Problem: Print all records exactly, leaving nothing out.

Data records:
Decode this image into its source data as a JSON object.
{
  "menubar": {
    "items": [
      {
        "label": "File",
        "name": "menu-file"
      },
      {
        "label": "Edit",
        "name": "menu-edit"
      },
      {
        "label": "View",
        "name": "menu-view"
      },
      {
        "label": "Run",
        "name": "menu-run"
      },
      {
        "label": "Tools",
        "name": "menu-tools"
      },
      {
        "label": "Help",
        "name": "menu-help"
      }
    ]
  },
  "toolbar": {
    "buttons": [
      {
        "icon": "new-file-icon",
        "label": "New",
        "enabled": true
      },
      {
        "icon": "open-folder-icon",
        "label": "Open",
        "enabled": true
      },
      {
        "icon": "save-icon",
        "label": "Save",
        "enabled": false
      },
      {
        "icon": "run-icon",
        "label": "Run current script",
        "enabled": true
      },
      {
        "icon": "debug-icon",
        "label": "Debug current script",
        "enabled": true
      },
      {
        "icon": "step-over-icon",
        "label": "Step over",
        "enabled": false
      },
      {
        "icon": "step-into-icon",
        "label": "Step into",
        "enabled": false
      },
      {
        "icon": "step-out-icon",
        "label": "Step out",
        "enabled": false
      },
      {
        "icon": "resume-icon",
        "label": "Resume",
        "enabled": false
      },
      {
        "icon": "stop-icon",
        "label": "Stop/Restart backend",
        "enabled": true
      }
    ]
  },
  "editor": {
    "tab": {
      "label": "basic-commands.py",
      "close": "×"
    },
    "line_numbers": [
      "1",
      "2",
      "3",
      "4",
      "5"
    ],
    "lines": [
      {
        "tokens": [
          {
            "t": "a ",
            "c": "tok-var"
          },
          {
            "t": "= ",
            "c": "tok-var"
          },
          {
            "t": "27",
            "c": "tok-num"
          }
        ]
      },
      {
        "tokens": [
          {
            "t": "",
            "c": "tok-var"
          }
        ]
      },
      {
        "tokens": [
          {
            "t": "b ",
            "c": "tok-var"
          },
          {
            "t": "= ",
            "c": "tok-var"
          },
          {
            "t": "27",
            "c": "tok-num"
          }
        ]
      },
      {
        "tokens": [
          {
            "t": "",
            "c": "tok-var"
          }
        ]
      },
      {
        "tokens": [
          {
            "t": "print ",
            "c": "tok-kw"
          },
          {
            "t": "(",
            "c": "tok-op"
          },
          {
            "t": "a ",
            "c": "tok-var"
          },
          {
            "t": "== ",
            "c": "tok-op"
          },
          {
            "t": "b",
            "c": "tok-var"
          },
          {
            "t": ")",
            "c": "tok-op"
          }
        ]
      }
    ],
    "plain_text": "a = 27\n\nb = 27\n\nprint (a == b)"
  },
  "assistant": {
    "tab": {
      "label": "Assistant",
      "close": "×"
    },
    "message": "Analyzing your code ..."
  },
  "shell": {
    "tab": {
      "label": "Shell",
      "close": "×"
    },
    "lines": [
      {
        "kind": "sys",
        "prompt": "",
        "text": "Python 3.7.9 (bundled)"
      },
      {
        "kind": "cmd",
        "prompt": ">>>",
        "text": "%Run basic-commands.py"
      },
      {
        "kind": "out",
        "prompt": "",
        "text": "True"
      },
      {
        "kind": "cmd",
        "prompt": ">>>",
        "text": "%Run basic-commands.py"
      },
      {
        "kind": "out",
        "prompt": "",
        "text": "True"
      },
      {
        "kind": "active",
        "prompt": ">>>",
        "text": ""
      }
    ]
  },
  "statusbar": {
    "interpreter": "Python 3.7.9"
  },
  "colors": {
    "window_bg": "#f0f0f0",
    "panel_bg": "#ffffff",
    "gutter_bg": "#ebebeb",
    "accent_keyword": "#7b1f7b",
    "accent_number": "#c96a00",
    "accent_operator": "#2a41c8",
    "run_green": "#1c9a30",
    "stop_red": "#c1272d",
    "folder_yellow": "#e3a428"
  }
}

Reply:
Decode this image into its source data as a JSON object.
{
  "menubar": {
    "items": [
      {
        "label": "File",
        "name": "menu-file"
      },
      {
        "label": "Edit",
        "name": "menu-edit"
      },
      {
        "label": "View",
        "name": "menu-view"
      },
      {
        "label": "Run",
        "name": "menu-run"
      },
      {
        "label": "Tools",
        "name": "menu-tools"
      },
      {
        "label": "Help",
        "name": "menu-help"
      }
    ]
  },
  "toolbar": {
    "buttons": [
      {
        "icon": "new-file-icon",
        "label": "New",
        "enabled": true
      },
      {
        "icon": "open-folder-icon",
        "label": "Open",
        "enabled": true
      },
      {
        "icon": "save-icon",
        "label": "Save",
        "enabled": false
      },
      {
        "icon": "run-icon",
        "label": "Run current script",
        "enabled": true
      },
      {
        "icon": "debug-icon",
        "label": "Debug current script",
        "enabled": true
      },
      {
        "icon": "step-over-icon",
        "label": "Step over",
        "enabled": false
      },
      {
        "icon": "step-into-icon",
        "label": "Step into",
        "enabled": false
      },
      {
        "icon": "step-out-icon",
        "label": "Step out",
        "enabled": false
      },
      {
        "icon": "resume-icon",
        "label": "Resume",
        "enabled": false
      },
      {
        "icon": "stop-icon",
        "label": "Stop/Restart backend",
        "enabled": true
      }
    ]
  },
  "editor": {
    "tab": {
      "label": "basic-commands.py",
      "close": "×"
    },
    "line_numbers": [
      "1",
      "2",
      "3",
      "4",
      "5"
    ],
    "lines": [
      {
        "tokens": [
          {
            "t": "a ",
            "c": "tok-var"
          },
          {
            "t": "= ",
            "c": "tok-var"
          },
          {
            "t": "27",
            "c": "tok-num"
          }
        ]
      },
      {
        "tokens": [
          {
            "t": "",
            "c": "tok-var"
          }
        ]
      },
      {
        "tokens": [
          {
            "t": "b ",
            "c": "tok-var"
          },
          {
            "t": "= ",
            "c": "tok-var"
          },
          {
            "t": "27",
            "c": "tok-num"
          }
        ]
      },
      {
        "tokens": [
          {
            "t": "",
            "c": "tok-var"
          }
        ]
      },
      {
        "tokens": [
          {
            "t": "print ",
            "c": "tok-kw"
          },
          {
            "t": "(",
            "c": "tok-op"
          },
          {
            "t": "a ",
            "c": "tok-var"
          },
          {
            "t": "== ",
            "c": "tok-op"
          },
          {
            "t": "b",
            "c": "tok-var"
          },
          {
            "t": ")",
            "c": "tok-op"
          }
        ]
      }
    ],
    "plain_text": "a = 27\n\nb = 27\n\nprint (a == b)"
  },
  "assistant": {
    "tab": {
      "label": "Assistant",
      "close": "×"
    },
    "message": "Analyzing your code ..."
  },
  "shell": {
    "tab": {
      "label": "Shell",
      "close": "×"
    },
    "lines": [
      {
        "kind": "sys",
        "prompt": "",
        "text": "Python 3.7.9 (bundled)"
      },
      {
        "kind": "cmd",
        "prompt": ">>>",
        "text": "%Run basic-commands.py"
      },
      {
        "kind": "out",
        "prompt": "",
        "text": "True"
      },
      {
        "kind": "cmd",
        "prompt": ">>>",
        "text": "%Run basic-commands.py"
      },
      {
        "kind": "out",
        "prompt": "",
        "text": "True"
      },
      {
        "kind": "active",
        "prompt": ">>>",
        "text": ""
      }
    ]
  },
  "statusbar": {
    "interpreter": "Python 3.7.9"
  },
  "colors": {
    "window_bg": "#f0f0f0",
    "panel_bg": "#ffffff",
    "gutter_bg": "#ebebeb",
    "accent_keyword": "#7b1f7b",
    "accent_number": "#c96a00",
    "accent_operator": "#2a41c8",
    "run_green": "#1c9a30",
    "stop_red": "#c1272d",
    "folder_yellow": "#e3a428"
  }
}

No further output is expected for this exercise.